### Page text
I'm not sure I understand what you mean - do you mean that you expect
IDLE to shut down its sub-process immediately when you close it? Why
does having the sub-process around for a few more seconds bother you?
One could argue that it should be killed harshly if it does shut down
cleanly in a minute or so, but that's not what you're proposing - if I
understand correctly, you want it killed immediately no matter what.

Yes.  There are several good reasons:

1.  The subprocess may have ongoing side effects besides just output in the output window.  In my particular world, this consists of displaying user interface windows on the screen.  These windows usually remain (and are still interactive!) after the program has supposedly been "terminated" by IDLE.  Douglas gives another example.  A program may have locked files or other resources for exclusive access, so that it fails on a second invocation if it's still running.  Worse, it may open files without locking them so that two running copies will interact in a dangerous way.  The user really wants "restarting" their program to be a sequential process (stop, start) rather than a concurrent one!  A buggy process (remember, this is a _debugger_!) could theoretically be deleting all your files, and when you ask IDLE to terminate it, it won't do so reliably.

2.  IDLE itself occasionally gets jammed up somehow when there are unterminated subprocesses.  I don't know a completely reliable way to reproduce this behavior, but I often observe IDLE becoming completely unresponsive for 10 seconds, while it waits for that timeout to expire in a subprocess before creating a new one.  I also occasionally see error messages saying that the subprocess could not be created or a connection could not be established.  I don't know exactly what causes these problems (there are far too few subprocesses even at the worst of times to run my system out of ports or process handles) and perhaps they could be fixed separately, but at least on Windows my patch appears to fix this bad behavior completely.

### Information supplied
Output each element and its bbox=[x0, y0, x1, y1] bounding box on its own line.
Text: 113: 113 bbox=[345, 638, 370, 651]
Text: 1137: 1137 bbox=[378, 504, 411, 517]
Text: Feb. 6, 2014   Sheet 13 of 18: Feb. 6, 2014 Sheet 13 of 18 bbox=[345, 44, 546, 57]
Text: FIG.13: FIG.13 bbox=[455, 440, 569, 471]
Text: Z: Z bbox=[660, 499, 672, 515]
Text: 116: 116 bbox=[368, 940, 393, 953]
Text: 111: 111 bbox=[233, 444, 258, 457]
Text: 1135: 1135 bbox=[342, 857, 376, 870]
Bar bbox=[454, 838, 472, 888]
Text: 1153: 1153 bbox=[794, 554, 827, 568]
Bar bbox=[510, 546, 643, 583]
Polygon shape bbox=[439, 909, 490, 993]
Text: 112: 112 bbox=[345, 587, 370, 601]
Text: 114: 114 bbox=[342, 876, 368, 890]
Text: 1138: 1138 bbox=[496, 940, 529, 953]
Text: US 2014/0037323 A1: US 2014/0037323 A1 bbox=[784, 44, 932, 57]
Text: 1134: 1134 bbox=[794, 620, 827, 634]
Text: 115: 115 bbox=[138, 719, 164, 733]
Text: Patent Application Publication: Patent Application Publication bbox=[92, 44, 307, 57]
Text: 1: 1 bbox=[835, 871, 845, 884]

### The task
Duplicate the full text of the reply about IDLE killing its subprocess, word for word.

### Answer to this exercise
I'm not sure I understand what you mean - do you mean that you expect
IDLE to shut down its sub-process immediately when you close it? Why
does having the sub-process around for a few more seconds bother you?
One could argue that it should be killed harshly if it does shut down
cleanly in a minute or so, but that's not what you're proposing - if I
understand correctly, you want it killed immediately no matter what.

Yes.  There are several good reasons:

1.  The subprocess may have ongoing side effects besides just output in the output window.  In my particular world, this consists of displaying user interface windows on the screen.  These windows usually remain (and are still interactive!) after the program has supposedly been "terminated" by IDLE.  Douglas gives another example.  A program may have locked files or other resources for exclusive access, so that it fails on a second invocation if it's still running.  Worse, it may open files without locking them so that two running copies will interact in a dangerous way.  The user really wants "restarting" their program to be a sequential process (stop, start) rather than a concurrent one!  A buggy process (remember, this is a _debugger_!) could theoretically be deleting all your files, and when you ask IDLE to terminate it, it won't do so reliably.

2.  IDLE itself occasionally gets jammed up somehow when there are unterminated subprocesses.  I don't know a completely reliable way to reproduce this behavior, but I often observe IDLE becoming completely unresponsive for 10 seconds, while it waits for that timeout to expire in a subprocess before creating a new one.  I also occasionally see error messages saying that the subprocess could not be created or a connection could not be established.  I don't know exactly what causes these problems (there are far too few subprocesses even at the worst of times to run my system out of ports or process handles) and perhaps they could be fixed separately, but at least on Windows my patch appears to fix this bad behavior completely.